RAW RECORDS:
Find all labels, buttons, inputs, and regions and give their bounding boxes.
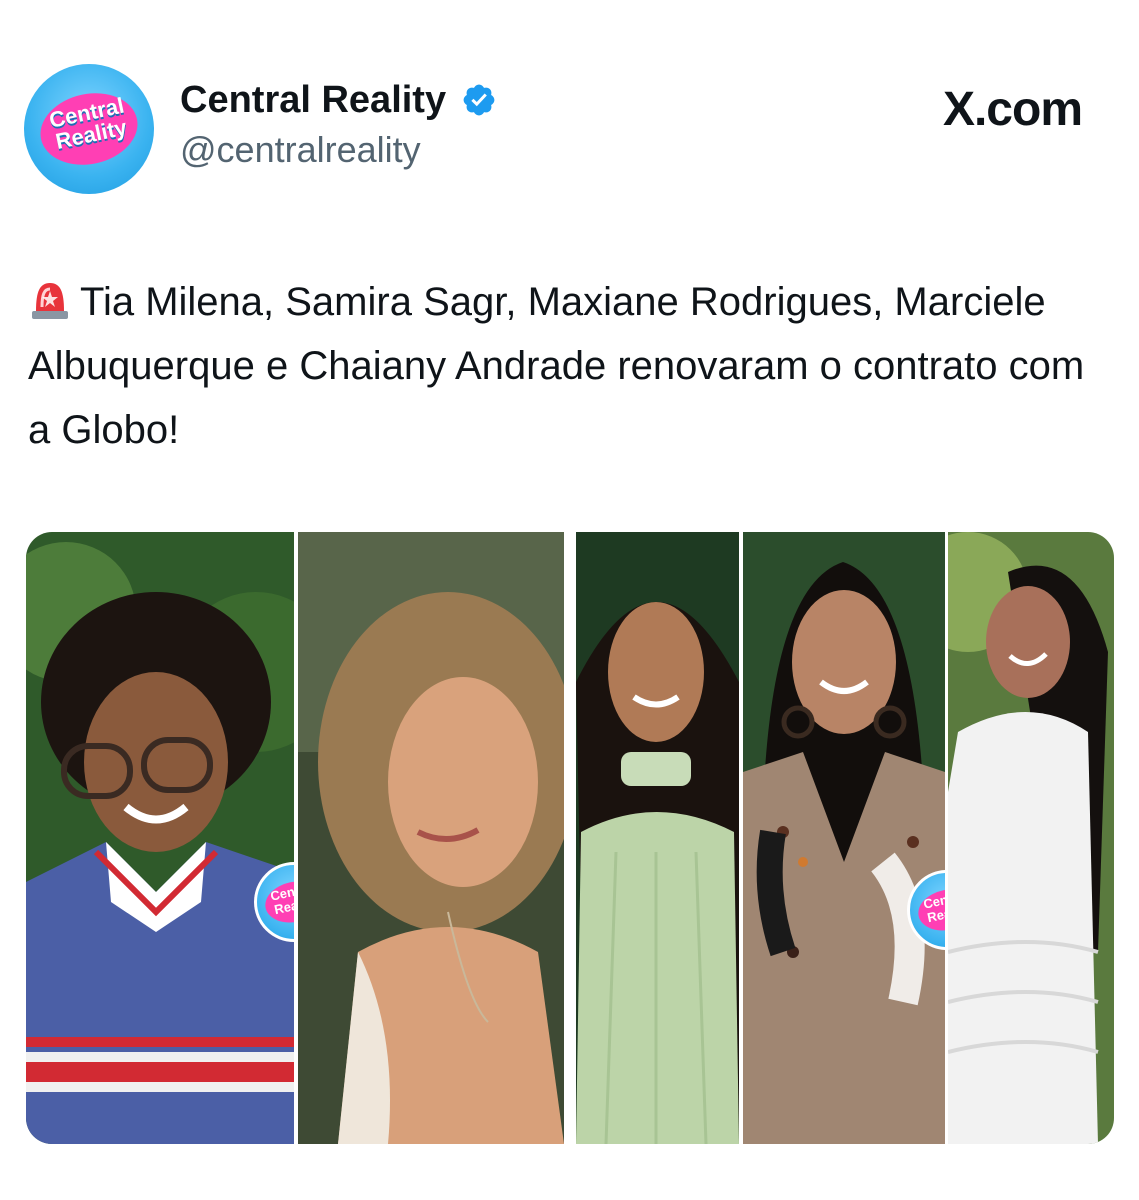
verified-badge-icon xyxy=(463,84,494,116)
photo-portrait-3 xyxy=(576,532,739,1144)
tweet-text: Tia Milena, Samira Sagr, Maxiane Rodrigu… xyxy=(28,270,1108,462)
photo-panel-1: Central Reality xyxy=(26,532,294,1144)
photo-portrait-1 xyxy=(26,532,294,1144)
name-block: Central Reality @centralreality xyxy=(180,78,497,174)
photo-portrait-5 xyxy=(948,532,1114,1144)
photo-panel-4: Central Reality xyxy=(743,532,945,1144)
photo-panel-2 xyxy=(298,532,564,1144)
photo-portrait-2 xyxy=(298,532,564,1144)
x-com-label: X.com xyxy=(942,83,1083,136)
photo-panel-3 xyxy=(576,532,739,1144)
tweet-header: Central Reality Central Reality @centralr… xyxy=(24,64,1114,194)
photo-portrait-4 xyxy=(743,532,945,1144)
siren-icon xyxy=(32,283,68,319)
account-handle[interactable]: @centralreality xyxy=(180,126,497,174)
tweet-body: Tia Milena, Samira Sagr, Maxiane Rodrigu… xyxy=(28,280,1085,452)
photo-collage[interactable]: Central Reality Central Reality xyxy=(26,532,1114,1144)
photo-panel-5 xyxy=(948,532,1114,1144)
avatar[interactable]: Central Reality xyxy=(24,64,154,194)
display-name[interactable]: Central Reality xyxy=(180,78,446,122)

PROBLEM:
Copy the data from the line containing "verified-badge-icon xyxy=(463,84,494,116)" through the line containing "siren-icon xyxy=(32,283,68,319)", replacing "siren-icon" with "alert-icon" and leaving everything else unchanged.

FINAL RESULT:
verified-badge-icon xyxy=(463,84,494,116)
photo-portrait-3 xyxy=(576,532,739,1144)
tweet-text: Tia Milena, Samira Sagr, Maxiane Rodrigu… xyxy=(28,270,1108,462)
photo-panel-1: Central Reality xyxy=(26,532,294,1144)
photo-portrait-1 xyxy=(26,532,294,1144)
name-block: Central Reality @centralreality xyxy=(180,78,497,174)
photo-portrait-5 xyxy=(948,532,1114,1144)
photo-panel-4: Central Reality xyxy=(743,532,945,1144)
photo-panel-2 xyxy=(298,532,564,1144)
photo-portrait-2 xyxy=(298,532,564,1144)
x-com-label: X.com xyxy=(942,83,1083,136)
photo-panel-3 xyxy=(576,532,739,1144)
tweet-header: Central Reality Central Reality @centralr… xyxy=(24,64,1114,194)
photo-portrait-4 xyxy=(743,532,945,1144)
alert-icon xyxy=(32,283,68,319)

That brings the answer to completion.